*SELECTED TEXT*.
# RVP Thermostat Replacement with Digital Honeywell Thermostat



## Craig Eppley (Apr 5, 2009)

I would just like to share my information on how you can replace your RVP Thermostat with a Digital Thermostat, giving your RV a better temperature control environment.
 I started with going to my local Lowe's Store. I purchased a Honeywell non-programmable digital thermostat Part #  RTH5100B. Cost $39.00. I have read other articles using Hunter Thermostats Part # 42995,but I found out they no longer make that model. Then I went to my local Radio Shack store and purchased a DPDT Submini Side Switch, Part # 275-407. There a 2 switches per pack at $3.49. Total cost of  $42.49. This is Basically all the major parts you need. By the way if you are wondering why do you need this switch? It will control the High/Low Fan speed for the A/C unit, because the majority of these thermostats on the market are not equipped with the separate switch on the thermostat to control this function.
 Start by removing the old factory Thermostat.
A. There should be 6 wires attached to the thermostat unit.
  1. Red = 12 VDC + Power
  2. Blue = 12 VDC -
  3. Green = A/C Fan Speed High
  4. Gray = A/C Fan Speed Low
  5. White = Furnace
  6. Yellow = A/C Compressor
 B. Detach these wires from the old thermostat. Remember turn off the Power to the breakers to the A/C unit and the Furnace.
 C Save this Thermostat in your camper incase you have any problems while you are camping,in five mins. you can reinstall the old thermostat to run the furnace and A/C.
 D. Take the Honeywell Thermostat and remove the mounting plate that attached the thermostat to the wall.
 E. Then take the thermostat main unit and take a small straight screw driver and separate the main body of the thermostat. 2 places on the top and 2 on the bottom. Very very easy!
 F. Remove the circuit board from the main body.
 G. Take the back part of the main body, and look at the Lower Left Hand Corner of the Plastic Body. That is where you will install the DPDT Mini Switch to control the fan speed. You will have lots of room.

*ITEMS*.
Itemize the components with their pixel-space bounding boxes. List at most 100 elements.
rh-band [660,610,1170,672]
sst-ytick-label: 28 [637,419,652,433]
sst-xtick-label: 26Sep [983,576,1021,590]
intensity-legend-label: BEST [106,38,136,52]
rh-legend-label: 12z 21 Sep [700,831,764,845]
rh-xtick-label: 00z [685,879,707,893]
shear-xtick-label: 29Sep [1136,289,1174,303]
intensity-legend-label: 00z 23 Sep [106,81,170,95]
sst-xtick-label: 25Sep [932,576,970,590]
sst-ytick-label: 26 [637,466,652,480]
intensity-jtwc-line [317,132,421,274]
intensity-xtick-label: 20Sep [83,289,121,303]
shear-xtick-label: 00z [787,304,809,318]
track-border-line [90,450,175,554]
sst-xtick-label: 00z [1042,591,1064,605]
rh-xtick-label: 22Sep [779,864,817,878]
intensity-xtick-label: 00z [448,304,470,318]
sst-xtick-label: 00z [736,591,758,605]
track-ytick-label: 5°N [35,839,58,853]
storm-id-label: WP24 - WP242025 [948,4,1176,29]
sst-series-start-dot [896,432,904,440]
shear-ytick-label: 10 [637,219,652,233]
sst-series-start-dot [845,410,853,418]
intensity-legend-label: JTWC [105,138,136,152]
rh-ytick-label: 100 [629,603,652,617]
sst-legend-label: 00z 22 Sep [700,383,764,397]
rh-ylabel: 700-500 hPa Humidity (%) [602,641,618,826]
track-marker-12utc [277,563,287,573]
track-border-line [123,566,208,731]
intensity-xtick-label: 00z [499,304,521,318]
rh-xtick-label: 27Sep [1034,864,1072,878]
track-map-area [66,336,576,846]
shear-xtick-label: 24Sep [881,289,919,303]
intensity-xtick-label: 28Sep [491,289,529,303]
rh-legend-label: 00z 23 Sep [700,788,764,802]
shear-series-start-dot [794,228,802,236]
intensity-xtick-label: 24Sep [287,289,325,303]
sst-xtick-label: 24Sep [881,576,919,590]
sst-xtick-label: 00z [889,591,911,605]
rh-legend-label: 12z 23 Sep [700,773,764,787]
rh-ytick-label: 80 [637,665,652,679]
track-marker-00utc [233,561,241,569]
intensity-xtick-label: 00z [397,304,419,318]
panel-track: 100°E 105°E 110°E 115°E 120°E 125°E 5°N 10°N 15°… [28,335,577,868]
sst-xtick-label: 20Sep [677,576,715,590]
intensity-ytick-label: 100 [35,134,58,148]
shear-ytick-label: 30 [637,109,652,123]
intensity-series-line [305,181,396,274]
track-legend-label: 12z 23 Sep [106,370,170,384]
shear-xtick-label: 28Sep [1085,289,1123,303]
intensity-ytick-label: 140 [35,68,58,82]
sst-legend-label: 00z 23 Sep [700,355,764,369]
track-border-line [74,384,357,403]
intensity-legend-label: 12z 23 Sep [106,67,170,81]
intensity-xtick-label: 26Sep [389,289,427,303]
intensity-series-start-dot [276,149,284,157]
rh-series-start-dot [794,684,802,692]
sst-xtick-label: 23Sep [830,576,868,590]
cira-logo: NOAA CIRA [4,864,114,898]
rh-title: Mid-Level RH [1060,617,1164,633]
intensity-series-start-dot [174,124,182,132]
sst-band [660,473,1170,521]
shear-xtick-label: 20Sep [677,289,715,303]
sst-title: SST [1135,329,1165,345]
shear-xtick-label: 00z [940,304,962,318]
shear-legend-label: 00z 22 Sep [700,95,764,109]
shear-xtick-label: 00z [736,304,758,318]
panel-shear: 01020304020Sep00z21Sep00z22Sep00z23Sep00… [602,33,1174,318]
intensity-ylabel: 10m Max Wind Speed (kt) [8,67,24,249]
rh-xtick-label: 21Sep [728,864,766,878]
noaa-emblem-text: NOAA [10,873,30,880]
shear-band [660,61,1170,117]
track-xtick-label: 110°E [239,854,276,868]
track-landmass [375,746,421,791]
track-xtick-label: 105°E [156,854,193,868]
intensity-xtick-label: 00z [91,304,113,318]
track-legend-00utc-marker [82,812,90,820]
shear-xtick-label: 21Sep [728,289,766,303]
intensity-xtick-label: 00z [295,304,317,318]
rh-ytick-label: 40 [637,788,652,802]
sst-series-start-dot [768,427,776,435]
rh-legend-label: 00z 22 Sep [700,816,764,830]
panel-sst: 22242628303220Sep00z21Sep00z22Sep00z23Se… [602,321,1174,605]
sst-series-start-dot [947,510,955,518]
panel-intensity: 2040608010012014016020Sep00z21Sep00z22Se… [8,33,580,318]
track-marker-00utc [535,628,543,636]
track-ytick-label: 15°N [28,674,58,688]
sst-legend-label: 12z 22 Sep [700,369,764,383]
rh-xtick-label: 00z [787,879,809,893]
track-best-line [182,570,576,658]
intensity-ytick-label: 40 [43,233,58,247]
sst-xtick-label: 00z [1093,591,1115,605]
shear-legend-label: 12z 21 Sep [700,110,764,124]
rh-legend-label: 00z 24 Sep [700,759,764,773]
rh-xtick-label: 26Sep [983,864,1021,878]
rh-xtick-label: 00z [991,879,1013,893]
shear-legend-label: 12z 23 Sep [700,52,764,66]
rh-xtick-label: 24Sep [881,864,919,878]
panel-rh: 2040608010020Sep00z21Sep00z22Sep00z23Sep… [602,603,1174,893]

*SHORT PROBLEM A*.
Answer each question about the thermostat post on its own line:
(i) How much did the Honeywell thermostat cost?
(ii) What is the Radio Shack part number of the switch?
(iii) Which wire color goes to the furnace?
*SHORT PROBLEM B*.
Please substitute "RV" for "camper" and write out that part of the thermostat post again, beginning at the words "Start by removing" and stopping after "to the wall.".
*SHORT PROBLEM C*.
Sum up the thermostat post in two sentences.
The lines above are separate material.

*WRITTEN REPLY A*.
(i) $39.00
(ii) 275-407
(iii) White

*WRITTEN REPLY B*.
Start by removing the old factory Thermostat.
A. There should be 6 wires attached to the thermostat unit.
  1. Red = 12 VDC + Power
  2. Blue = 12 VDC -
  3. Green = A/C Fan Speed High
  4. Gray = A/C Fan Speed Low
  5. White = Furnace
  6. Yellow = A/C Compressor
 B. Detach these wires from the old thermostat. Remember turn off the Power to the breakers to the A/C unit and the Furnace.
 C Save this Thermostat in your RV incase you have any problems while you are camping,in five mins. you can reinstall the old thermostat to run the furnace and A/C.
 D. Take the Honeywell Thermostat and remove the mounting plate that attached the thermostat to the wall.

*WRITTEN REPLY C*.
The thermostat post explains how to replace an RV's factory thermostat with a Honeywell non-programmable digital thermostat and a DPDT switch that controls the A/C fan's high and low speeds, for a total cost of $42.49. The steps include detaching the old thermostat's six wires with the power off, keeping it in the camper as a backup, and opening the Honeywell unit to mount the switch in the lower left corner of its back body.